▶ [Stated goal]
Please copy all the lines that follow, word for word.

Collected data
___

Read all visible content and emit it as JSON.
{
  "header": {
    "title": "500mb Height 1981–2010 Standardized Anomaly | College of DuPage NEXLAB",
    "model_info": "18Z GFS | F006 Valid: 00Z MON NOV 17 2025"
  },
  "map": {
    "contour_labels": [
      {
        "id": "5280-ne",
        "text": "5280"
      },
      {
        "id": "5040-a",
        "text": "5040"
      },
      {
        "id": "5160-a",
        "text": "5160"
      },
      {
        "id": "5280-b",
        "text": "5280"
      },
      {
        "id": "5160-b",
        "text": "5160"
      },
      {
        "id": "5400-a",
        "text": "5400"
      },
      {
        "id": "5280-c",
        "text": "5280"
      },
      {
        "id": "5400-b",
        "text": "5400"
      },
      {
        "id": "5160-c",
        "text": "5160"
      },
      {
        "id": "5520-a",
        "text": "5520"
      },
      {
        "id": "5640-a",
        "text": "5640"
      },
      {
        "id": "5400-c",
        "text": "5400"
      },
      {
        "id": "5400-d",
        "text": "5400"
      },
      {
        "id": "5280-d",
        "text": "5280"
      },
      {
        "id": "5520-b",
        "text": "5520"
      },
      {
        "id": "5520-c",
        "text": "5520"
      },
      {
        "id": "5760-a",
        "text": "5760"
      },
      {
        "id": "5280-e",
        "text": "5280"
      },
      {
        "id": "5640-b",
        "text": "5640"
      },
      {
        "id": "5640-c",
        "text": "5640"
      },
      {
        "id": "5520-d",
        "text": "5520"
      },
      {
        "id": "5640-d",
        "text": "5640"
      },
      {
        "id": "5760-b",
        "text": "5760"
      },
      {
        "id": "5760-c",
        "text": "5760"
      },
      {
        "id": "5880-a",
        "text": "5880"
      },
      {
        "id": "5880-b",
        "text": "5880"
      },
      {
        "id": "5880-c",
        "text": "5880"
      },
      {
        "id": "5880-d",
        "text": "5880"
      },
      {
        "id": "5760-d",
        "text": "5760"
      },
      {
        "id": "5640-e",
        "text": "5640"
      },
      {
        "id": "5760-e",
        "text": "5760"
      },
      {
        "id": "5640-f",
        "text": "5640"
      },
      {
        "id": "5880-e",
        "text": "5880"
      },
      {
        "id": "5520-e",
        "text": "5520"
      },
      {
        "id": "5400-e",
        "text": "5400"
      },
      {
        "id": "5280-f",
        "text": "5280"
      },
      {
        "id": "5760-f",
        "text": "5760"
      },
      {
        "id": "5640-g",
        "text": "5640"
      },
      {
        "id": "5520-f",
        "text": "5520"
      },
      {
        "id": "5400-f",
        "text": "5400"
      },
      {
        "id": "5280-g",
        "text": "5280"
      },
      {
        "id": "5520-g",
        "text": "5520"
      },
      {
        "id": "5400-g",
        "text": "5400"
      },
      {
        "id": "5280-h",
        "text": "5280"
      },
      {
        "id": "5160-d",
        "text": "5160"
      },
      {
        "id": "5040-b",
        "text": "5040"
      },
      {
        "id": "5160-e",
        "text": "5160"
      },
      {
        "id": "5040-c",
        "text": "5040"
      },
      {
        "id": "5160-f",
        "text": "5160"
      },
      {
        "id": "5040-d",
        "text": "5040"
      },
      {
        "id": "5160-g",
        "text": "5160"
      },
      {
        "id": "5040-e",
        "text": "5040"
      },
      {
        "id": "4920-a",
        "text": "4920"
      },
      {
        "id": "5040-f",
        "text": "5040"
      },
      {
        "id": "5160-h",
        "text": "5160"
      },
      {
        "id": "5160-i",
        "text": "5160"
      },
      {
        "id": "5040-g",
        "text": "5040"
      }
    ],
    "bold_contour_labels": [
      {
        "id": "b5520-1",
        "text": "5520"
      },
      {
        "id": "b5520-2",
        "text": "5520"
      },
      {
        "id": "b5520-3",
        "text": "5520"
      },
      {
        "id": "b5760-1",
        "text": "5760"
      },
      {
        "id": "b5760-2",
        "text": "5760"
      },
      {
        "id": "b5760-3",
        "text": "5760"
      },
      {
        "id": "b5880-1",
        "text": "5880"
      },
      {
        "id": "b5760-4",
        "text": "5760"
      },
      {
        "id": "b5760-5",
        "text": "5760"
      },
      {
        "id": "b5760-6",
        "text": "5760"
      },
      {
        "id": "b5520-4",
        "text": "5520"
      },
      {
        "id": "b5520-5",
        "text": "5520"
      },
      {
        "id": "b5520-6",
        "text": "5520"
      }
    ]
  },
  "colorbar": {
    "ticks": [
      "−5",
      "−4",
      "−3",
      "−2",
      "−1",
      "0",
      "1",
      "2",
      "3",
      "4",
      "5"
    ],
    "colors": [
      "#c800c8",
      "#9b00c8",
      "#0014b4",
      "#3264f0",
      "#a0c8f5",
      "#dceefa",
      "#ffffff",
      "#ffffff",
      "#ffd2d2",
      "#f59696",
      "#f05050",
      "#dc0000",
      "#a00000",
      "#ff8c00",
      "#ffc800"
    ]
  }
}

___

▶ [Response for this exercise]
Read all visible content and emit it as JSON.
{
  "header": {
    "title": "500mb Height 1981–2010 Standardized Anomaly | College of DuPage NEXLAB",
    "model_info": "18Z GFS | F006 Valid: 00Z MON NOV 17 2025"
  },
  "map": {
    "contour_labels": [
      {
        "id": "5280-ne",
        "text": "5280"
      },
      {
        "id": "5040-a",
        "text": "5040"
      },
      {
        "id": "5160-a",
        "text": "5160"
      },
      {
        "id": "5280-b",
        "text": "5280"
      },
      {
        "id": "5160-b",
        "text": "5160"
      },
      {
        "id": "5400-a",
        "text": "5400"
      },
      {
        "id": "5280-c",
        "text": "5280"
      },
      {
        "id": "5400-b",
        "text": "5400"
      },
      {
        "id": "5160-c",
        "text": "5160"
      },
      {
        "id": "5520-a",
        "text": "5520"
      },
      {
        "id": "5640-a",
        "text": "5640"
      },
      {
        "id": "5400-c",
        "text": "5400"
      },
      {
        "id": "5400-d",
        "text": "5400"
      },
      {
        "id": "5280-d",
        "text": "5280"
      },
      {
        "id": "5520-b",
        "text": "5520"
      },
      {
        "id": "5520-c",
        "text": "5520"
      },
      {
        "id": "5760-a",
        "text": "5760"
      },
      {
        "id": "5280-e",
        "text": "5280"
      },
      {
        "id": "5640-b",
        "text": "5640"
      },
      {
        "id": "5640-c",
        "text": "5640"
      },
      {
        "id": "5520-d",
        "text": "5520"
      },
      {
        "id": "5640-d",
        "text": "5640"
      },
      {
        "id": "5760-b",
        "text": "5760"
      },
      {
        "id": "5760-c",
        "text": "5760"
      },
      {
        "id": "5880-a",
        "text": "5880"
      },
      {
        "id": "5880-b",
        "text": "5880"
      },
      {
        "id": "5880-c",
        "text": "5880"
      },
      {
        "id": "5880-d",
        "text": "5880"
      },
      {
        "id": "5760-d",
        "text": "5760"
      },
      {
        "id": "5640-e",
        "text": "5640"
      },
      {
        "id": "5760-e",
        "text": "5760"
      },
      {
        "id": "5640-f",
        "text": "5640"
      },
      {
        "id": "5880-e",
        "text": "5880"
      },
      {
        "id": "5520-e",
        "text": "5520"
      },
      {
        "id": "5400-e",
        "text": "5400"
      },
      {
        "id": "5280-f",
        "text": "5280"
      },
      {
        "id": "5760-f",
        "text": "5760"
      },
      {
        "id": "5640-g",
        "text": "5640"
      },
      {
        "id": "5520-f",
        "text": "5520"
      },
      {
        "id": "5400-f",
        "text": "5400"
      },
      {
        "id": "5280-g",
        "text": "5280"
      },
      {
        "id": "5520-g",
        "text": "5520"
      },
      {
        "id": "5400-g",
        "text": "5400"
      },
      {
        "id": "5280-h",
        "text": "5280"
      },
      {
        "id": "5160-d",
        "text": "5160"
      },
      {
        "id": "5040-b",
        "text": "5040"
      },
      {
        "id": "5160-e",
        "text": "5160"
      },
      {
        "id": "5040-c",
        "text": "5040"
      },
      {
        "id": "5160-f",
        "text": "5160"
      },
      {
        "id": "5040-d",
        "text": "5040"
      },
      {
        "id": "5160-g",
        "text": "5160"
      },
      {
        "id": "5040-e",
        "text": "5040"
      },
      {
        "id": "4920-a",
        "text": "4920"
      },
      {
        "id": "5040-f",
        "text": "5040"
      },
      {
        "id": "5160-h",
        "text": "5160"
      },
      {
        "id": "5160-i",
        "text": "5160"
      },
      {
        "id": "5040-g",
        "text": "5040"
      }
    ],
    "bold_contour_labels": [
      {
        "id": "b5520-1",
        "text": "5520"
      },
      {
        "id": "b5520-2",
        "text": "5520"
      },
      {
        "id": "b5520-3",
        "text": "5520"
      },
      {
        "id": "b5760-1",
        "text": "5760"
      },
      {
        "id": "b5760-2",
        "text": "5760"
      },
      {
        "id": "b5760-3",
        "text": "5760"
      },
      {
        "id": "b5880-1",
        "text": "5880"
      },
      {
        "id": "b5760-4",
        "text": "5760"
      },
      {
        "id": "b5760-5",
        "text": "5760"
      },
      {
        "id": "b5760-6",
        "text": "5760"
      },
      {
        "id": "b5520-4",
        "text": "5520"
      },
      {
        "id": "b5520-5",
        "text": "5520"
      },
      {
        "id": "b5520-6",
        "text": "5520"
      }
    ]
  },
  "colorbar": {
    "ticks": [
      "−5",
      "−4",
      "−3",
      "−2",
      "−1",
      "0",
      "1",
      "2",
      "3",
      "4",
      "5"
    ],
    "colors": [
      "#c800c8",
      "#9b00c8",
      "#0014b4",
      "#3264f0",
      "#a0c8f5",
      "#dceefa",
      "#ffffff",
      "#ffffff",
      "#ffd2d2",
      "#f59696",
      "#f05050",
      "#dc0000",
      "#a00000",
      "#ff8c00",
      "#ffc800"
    ]
  }
}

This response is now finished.